** What this task involves **
Copy each row below that contains the string "tick", matching case.

** Records provided **
****************************************
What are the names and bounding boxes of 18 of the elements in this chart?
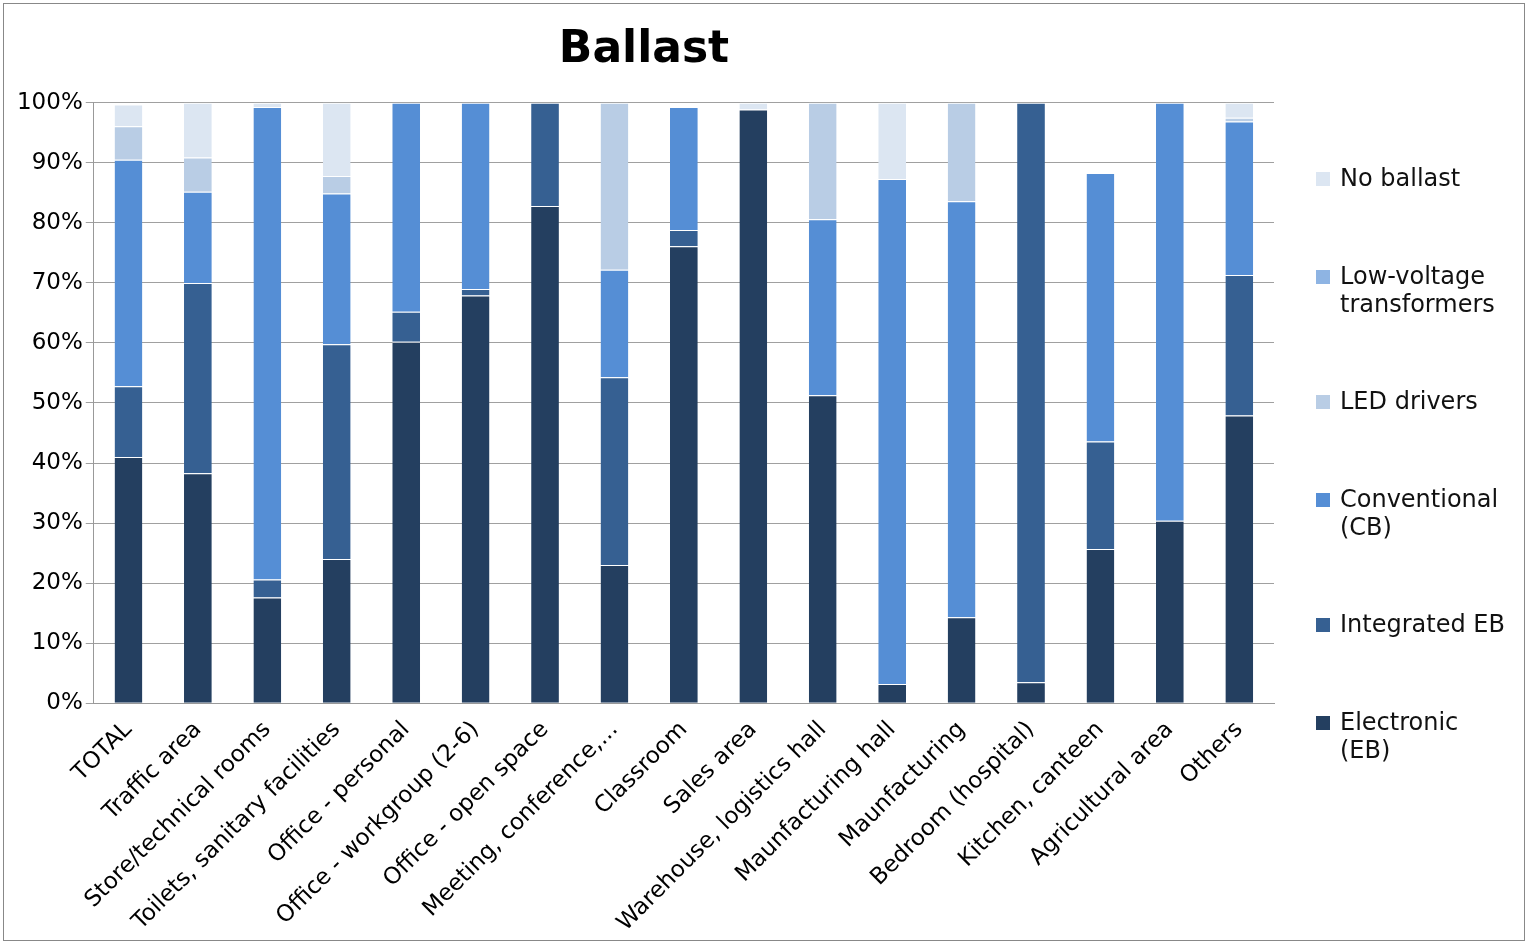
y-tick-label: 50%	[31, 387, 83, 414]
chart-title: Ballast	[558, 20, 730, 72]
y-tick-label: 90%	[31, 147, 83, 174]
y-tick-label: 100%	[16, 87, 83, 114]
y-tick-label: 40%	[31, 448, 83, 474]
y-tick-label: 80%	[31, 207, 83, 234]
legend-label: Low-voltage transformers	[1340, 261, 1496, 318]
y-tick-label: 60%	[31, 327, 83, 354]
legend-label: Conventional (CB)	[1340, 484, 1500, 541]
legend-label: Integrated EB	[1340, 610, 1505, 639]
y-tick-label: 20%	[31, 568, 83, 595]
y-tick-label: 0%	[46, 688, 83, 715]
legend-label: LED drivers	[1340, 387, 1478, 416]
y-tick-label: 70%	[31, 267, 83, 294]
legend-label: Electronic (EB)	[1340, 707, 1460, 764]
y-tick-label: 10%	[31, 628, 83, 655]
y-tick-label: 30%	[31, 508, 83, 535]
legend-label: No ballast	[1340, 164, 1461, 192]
****************************************
** Exercise answer **
y-tick-label: 50%	[31, 387, 83, 414]
y-tick-label: 90%	[31, 147, 83, 174]
y-tick-label: 100%	[16, 87, 83, 114]
y-tick-label: 40%	[31, 448, 83, 474]
y-tick-label: 80%	[31, 207, 83, 234]
y-tick-label: 60%	[31, 327, 83, 354]
y-tick-label: 20%	[31, 568, 83, 595]
y-tick-label: 0%	[46, 688, 83, 715]
y-tick-label: 70%	[31, 267, 83, 294]
y-tick-label: 10%	[31, 628, 83, 655]
y-tick-label: 30%	[31, 508, 83, 535]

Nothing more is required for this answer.